WHAT IS REQUIRED: Identify the line that contains "Output the text content of this document." in the material. Output it and every line after it, unchanged, through the end.

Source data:
──────

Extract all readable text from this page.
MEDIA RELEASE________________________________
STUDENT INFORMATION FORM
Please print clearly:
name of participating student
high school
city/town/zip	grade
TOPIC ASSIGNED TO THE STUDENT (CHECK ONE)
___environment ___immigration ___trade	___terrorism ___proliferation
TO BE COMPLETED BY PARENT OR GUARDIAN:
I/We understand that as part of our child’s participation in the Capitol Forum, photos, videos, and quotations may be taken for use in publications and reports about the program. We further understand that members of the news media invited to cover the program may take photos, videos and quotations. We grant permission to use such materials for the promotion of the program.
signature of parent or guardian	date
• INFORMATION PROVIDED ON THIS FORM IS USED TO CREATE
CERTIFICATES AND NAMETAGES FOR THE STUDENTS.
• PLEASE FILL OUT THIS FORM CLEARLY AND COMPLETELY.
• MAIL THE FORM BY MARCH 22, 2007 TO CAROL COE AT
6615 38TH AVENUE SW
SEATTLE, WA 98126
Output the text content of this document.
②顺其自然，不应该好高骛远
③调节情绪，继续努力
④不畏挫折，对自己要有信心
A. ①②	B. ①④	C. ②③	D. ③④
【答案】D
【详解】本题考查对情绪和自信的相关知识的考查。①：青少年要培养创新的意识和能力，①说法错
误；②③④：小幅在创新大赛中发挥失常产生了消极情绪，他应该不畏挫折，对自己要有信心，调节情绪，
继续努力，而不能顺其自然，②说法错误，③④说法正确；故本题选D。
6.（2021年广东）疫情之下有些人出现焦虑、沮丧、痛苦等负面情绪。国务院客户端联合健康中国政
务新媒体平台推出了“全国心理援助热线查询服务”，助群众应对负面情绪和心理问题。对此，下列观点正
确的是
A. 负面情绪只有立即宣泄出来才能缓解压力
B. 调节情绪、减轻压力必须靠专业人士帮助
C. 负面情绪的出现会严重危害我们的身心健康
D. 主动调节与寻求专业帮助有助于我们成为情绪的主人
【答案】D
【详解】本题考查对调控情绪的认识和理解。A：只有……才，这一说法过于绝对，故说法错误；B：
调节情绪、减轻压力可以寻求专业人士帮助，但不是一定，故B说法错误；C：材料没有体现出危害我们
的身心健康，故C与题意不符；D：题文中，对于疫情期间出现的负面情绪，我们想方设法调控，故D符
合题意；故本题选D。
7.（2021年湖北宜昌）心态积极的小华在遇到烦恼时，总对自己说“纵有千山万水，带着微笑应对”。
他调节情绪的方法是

──────

OUTPUT FOR THIS TASK:
Output the text content of this document.
②顺其自然，不应该好高骛远
③调节情绪，继续努力
④不畏挫折，对自己要有信心
A. ①②	B. ①④	C. ②③	D. ③④
【答案】D
【详解】本题考查对情绪和自信的相关知识的考查。①：青少年要培养创新的意识和能力，①说法错
误；②③④：小幅在创新大赛中发挥失常产生了消极情绪，他应该不畏挫折，对自己要有信心，调节情绪，
继续努力，而不能顺其自然，②说法错误，③④说法正确；故本题选D。
6.（2021年广东）疫情之下有些人出现焦虑、沮丧、痛苦等负面情绪。国务院客户端联合健康中国政
务新媒体平台推出了“全国心理援助热线查询服务”，助群众应对负面情绪和心理问题。对此，下列观点正
确的是
A. 负面情绪只有立即宣泄出来才能缓解压力
B. 调节情绪、减轻压力必须靠专业人士帮助
C. 负面情绪的出现会严重危害我们的身心健康
D. 主动调节与寻求专业帮助有助于我们成为情绪的主人
【答案】D
【详解】本题考查对调控情绪的认识和理解。A：只有……才，这一说法过于绝对，故说法错误；B：
调节情绪、减轻压力可以寻求专业人士帮助，但不是一定，故B说法错误；C：材料没有体现出危害我们
的身心健康，故C与题意不符；D：题文中，对于疫情期间出现的负面情绪，我们想方设法调控，故D符
合题意；故本题选D。
7.（2021年湖北宜昌）心态积极的小华在遇到烦恼时，总对自己说“纵有千山万水，带着微笑应对”。
他调节情绪的方法是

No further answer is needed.